● DIRECTIONS: Copy each line of the material below that includes the string "characters".

● INFORMATION SUPPLIED:
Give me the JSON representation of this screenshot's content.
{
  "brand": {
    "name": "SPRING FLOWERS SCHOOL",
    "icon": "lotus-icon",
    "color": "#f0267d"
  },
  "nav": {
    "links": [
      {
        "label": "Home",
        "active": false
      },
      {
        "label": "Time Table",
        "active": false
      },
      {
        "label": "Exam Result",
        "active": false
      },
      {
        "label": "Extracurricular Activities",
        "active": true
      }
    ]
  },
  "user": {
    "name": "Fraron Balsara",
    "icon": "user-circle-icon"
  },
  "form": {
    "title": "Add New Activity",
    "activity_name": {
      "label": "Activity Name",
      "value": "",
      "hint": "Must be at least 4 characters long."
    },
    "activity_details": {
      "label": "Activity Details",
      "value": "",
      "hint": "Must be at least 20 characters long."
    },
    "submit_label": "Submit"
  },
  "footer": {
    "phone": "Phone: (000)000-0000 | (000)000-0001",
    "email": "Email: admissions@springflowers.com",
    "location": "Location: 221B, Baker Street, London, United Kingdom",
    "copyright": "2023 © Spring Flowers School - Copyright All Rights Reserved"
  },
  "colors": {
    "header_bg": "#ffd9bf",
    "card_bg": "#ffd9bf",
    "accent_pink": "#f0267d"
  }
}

● SOLUTION BELOW:
      "hint": "Must be at least 4 characters long."
      "hint": "Must be at least 20 characters long."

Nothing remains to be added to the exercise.